• _What the exercise asks_:
Copy the material that follows word for word and omit its pictures.

• _Extracted records_:
■ ■ ■ ■ ■

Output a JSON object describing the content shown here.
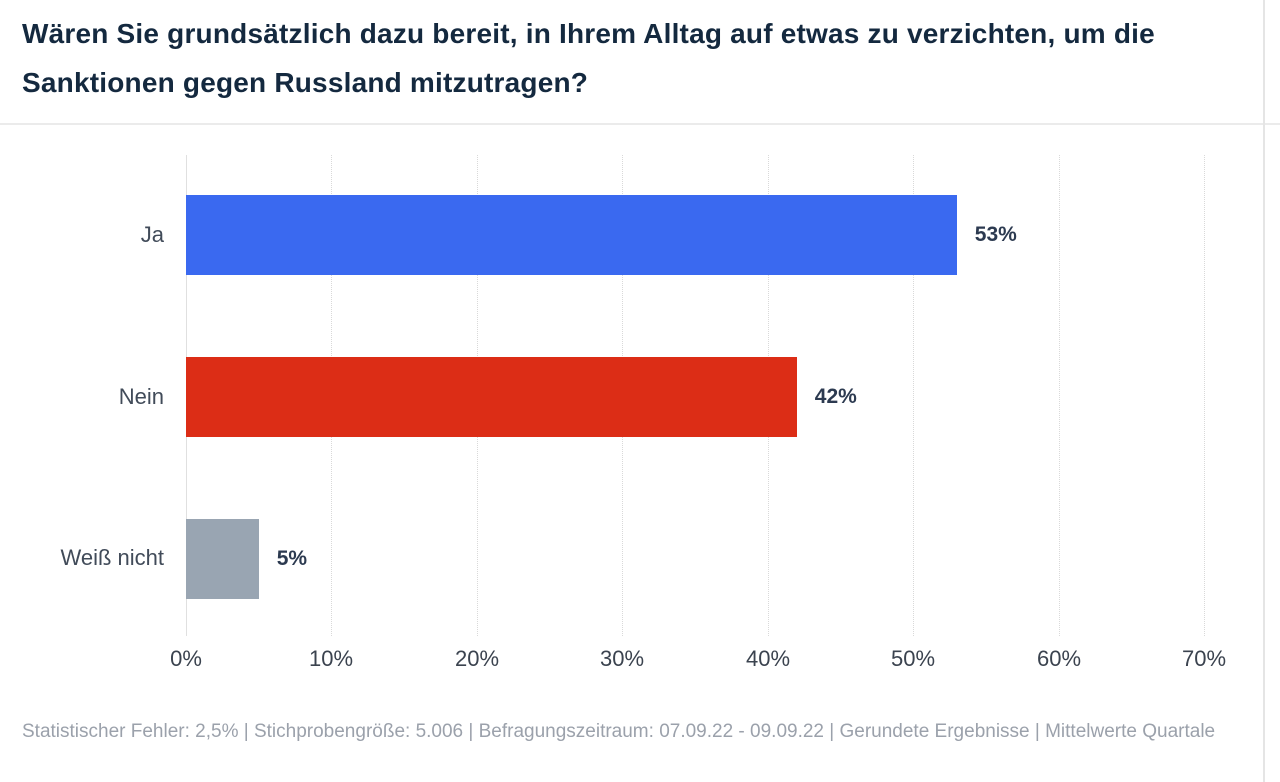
{
  "header": {
    "title": "Wären Sie grundsätzlich dazu bereit, in Ihrem Alltag auf etwas zu verzichten, um die Sanktionen gegen Russland mitzutragen?"
  },
  "chart_data": {
    "type": "bar",
    "orientation": "horizontal",
    "categories": [
      "Ja",
      "Nein",
      "Weiß nicht"
    ],
    "values": [
      53,
      42,
      5
    ],
    "value_labels": [
      "53%",
      "42%",
      "5%"
    ],
    "bar_colors": [
      "#3A69F0",
      "#DC2D16",
      "#99A5B2"
    ],
    "xlim": [
      0,
      70
    ],
    "x_ticks": [
      "0%",
      "10%",
      "20%",
      "30%",
      "40%",
      "50%",
      "60%",
      "70%"
    ],
    "grid": "vertical-dotted",
    "legend": "none",
    "title": "",
    "xlabel": "",
    "ylabel": ""
  },
  "footer": {
    "disclaimer": "Statistischer Fehler: 2,5% | Stichprobengröße: 5.006 | Befragungszeitraum: 07.09.22 - 09.09.22 | Gerundete Ergebnisse | Mittelwerte Quartale"
  },
  "colors": {
    "title_text": "#14293F",
    "category_text": "#414B59",
    "value_text": "#2C3A50",
    "tick_text": "#3B434F",
    "footer_text": "#9BA1AB",
    "divider": "#EBEBEB",
    "gridline": "#D9D9D9"
  }
}
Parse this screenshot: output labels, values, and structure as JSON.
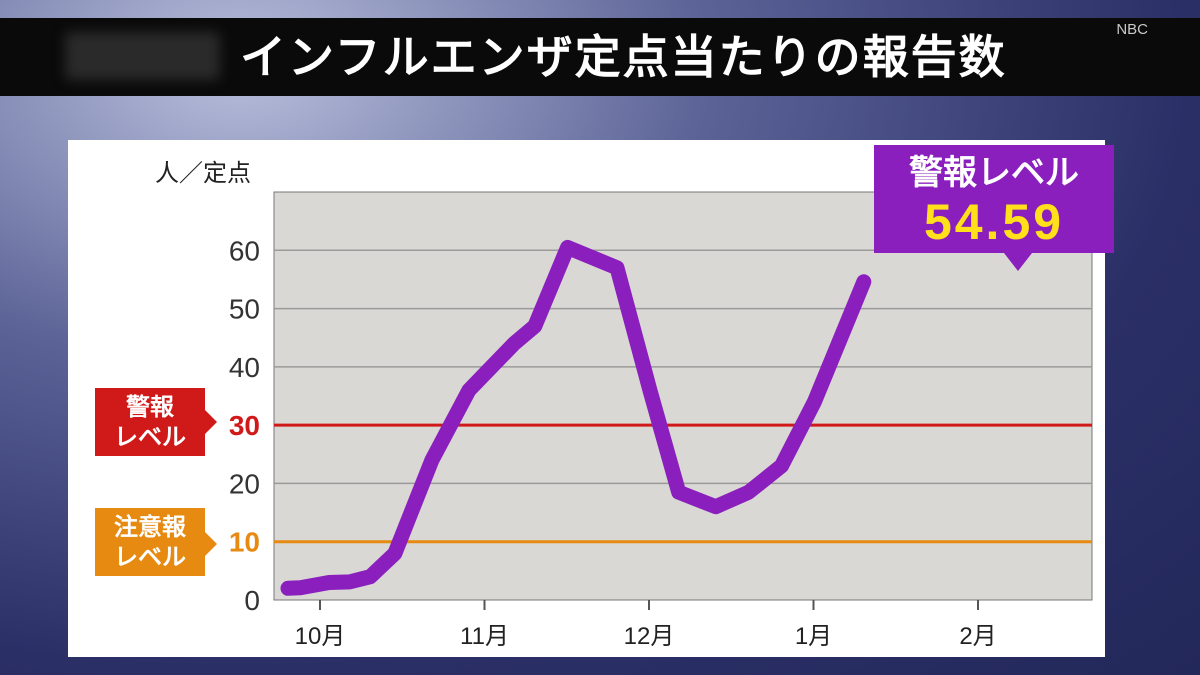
{
  "header": {
    "title": "インフルエンザ定点当たりの報告数",
    "logo": "NBC"
  },
  "chart_data": {
    "type": "line",
    "ylabel": "人／定点",
    "ylim": [
      0,
      70
    ],
    "yticks": [
      0,
      10,
      20,
      30,
      40,
      50,
      60
    ],
    "xticks": [
      "10月",
      "11月",
      "12月",
      "1月",
      "2月"
    ],
    "grid": true,
    "series": [
      {
        "color": "#8a1fbe",
        "points": [
          [
            0.0,
            2.0
          ],
          [
            0.15,
            2.1
          ],
          [
            0.5,
            3.0
          ],
          [
            0.75,
            3.1
          ],
          [
            1.0,
            4.0
          ],
          [
            1.3,
            8.0
          ],
          [
            1.75,
            24.0
          ],
          [
            2.2,
            36.0
          ],
          [
            2.75,
            44.0
          ],
          [
            3.0,
            47.0
          ],
          [
            3.4,
            60.5
          ],
          [
            4.0,
            57.0
          ],
          [
            4.4,
            36.0
          ],
          [
            4.75,
            18.5
          ],
          [
            5.2,
            16.0
          ],
          [
            5.6,
            18.5
          ],
          [
            6.0,
            23.0
          ],
          [
            6.4,
            34.0
          ],
          [
            7.0,
            54.59
          ]
        ]
      }
    ],
    "thresholds": [
      {
        "label": "警報レベル",
        "value": 30,
        "color": "#d01a1a"
      },
      {
        "label": "注意報レベル",
        "value": 10,
        "color": "#e68a12"
      }
    ],
    "annotation": {
      "label": "警報レベル",
      "value": "54.59",
      "label_color": "#ffffff",
      "value_color": "#ffe01a"
    }
  },
  "thresholds_text": {
    "warn_line1": "警報",
    "warn_line2": "レベル",
    "caution_line1": "注意報",
    "caution_line2": "レベル"
  }
}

■ ■ ■ ■ ■

• _Solution_:
Output a JSON object describing the content shown here.
{
  "header": {
    "title": "Wären Sie grundsätzlich dazu bereit, in Ihrem Alltag auf etwas zu verzichten, um die Sanktionen gegen Russland mitzutragen?"
  },
  "chart_data": {
    "type": "bar",
    "orientation": "horizontal",
    "categories": [
      "Ja",
      "Nein",
      "Weiß nicht"
    ],
    "values": [
      53,
      42,
      5
    ],
    "value_labels": [
      "53%",
      "42%",
      "5%"
    ],
    "bar_colors": [
      "#3A69F0",
      "#DC2D16",
      "#99A5B2"
    ],
    "xlim": [
      0,
      70
    ],
    "x_ticks": [
      "0%",
      "10%",
      "20%",
      "30%",
      "40%",
      "50%",
      "60%",
      "70%"
    ],
    "grid": "vertical-dotted",
    "legend": "none",
    "title": "",
    "xlabel": "",
    "ylabel": ""
  },
  "footer": {
    "disclaimer": "Statistischer Fehler: 2,5% | Stichprobengröße: 5.006 | Befragungszeitraum: 07.09.22 - 09.09.22 | Gerundete Ergebnisse | Mittelwerte Quartale"
  },
  "colors": {
    "title_text": "#14293F",
    "category_text": "#414B59",
    "value_text": "#2C3A50",
    "tick_text": "#3B434F",
    "footer_text": "#9BA1AB",
    "divider": "#EBEBEB",
    "gridline": "#D9D9D9"
  }
}
Parse this screenshot: output labels, values, and structure as JSON.
{
  "header": {
    "title": "インフルエンザ定点当たりの報告数",
    "logo": "NBC"
  },
  "chart_data": {
    "type": "line",
    "ylabel": "人／定点",
    "ylim": [
      0,
      70
    ],
    "yticks": [
      0,
      10,
      20,
      30,
      40,
      50,
      60
    ],
    "xticks": [
      "10月",
      "11月",
      "12月",
      "1月",
      "2月"
    ],
    "grid": true,
    "series": [
      {
        "color": "#8a1fbe",
        "points": [
          [
            0.0,
            2.0
          ],
          [
            0.15,
            2.1
          ],
          [
            0.5,
            3.0
          ],
          [
            0.75,
            3.1
          ],
          [
            1.0,
            4.0
          ],
          [
            1.3,
            8.0
          ],
          [
            1.75,
            24.0
          ],
          [
            2.2,
            36.0
          ],
          [
            2.75,
            44.0
          ],
          [
            3.0,
            47.0
          ],
          [
            3.4,
            60.5
          ],
          [
            4.0,
            57.0
          ],
          [
            4.4,
            36.0
          ],
          [
            4.75,
            18.5
          ],
          [
            5.2,
            16.0
          ],
          [
            5.6,
            18.5
          ],
          [
            6.0,
            23.0
          ],
          [
            6.4,
            34.0
          ],
          [
            7.0,
            54.59
          ]
        ]
      }
    ],
    "thresholds": [
      {
        "label": "警報レベル",
        "value": 30,
        "color": "#d01a1a"
      },
      {
        "label": "注意報レベル",
        "value": 10,
        "color": "#e68a12"
      }
    ],
    "annotation": {
      "label": "警報レベル",
      "value": "54.59",
      "label_color": "#ffffff",
      "value_color": "#ffe01a"
    }
  },
  "thresholds_text": {
    "warn_line1": "警報",
    "warn_line2": "レベル",
    "caution_line1": "注意報",
    "caution_line2": "レベル"
  }
}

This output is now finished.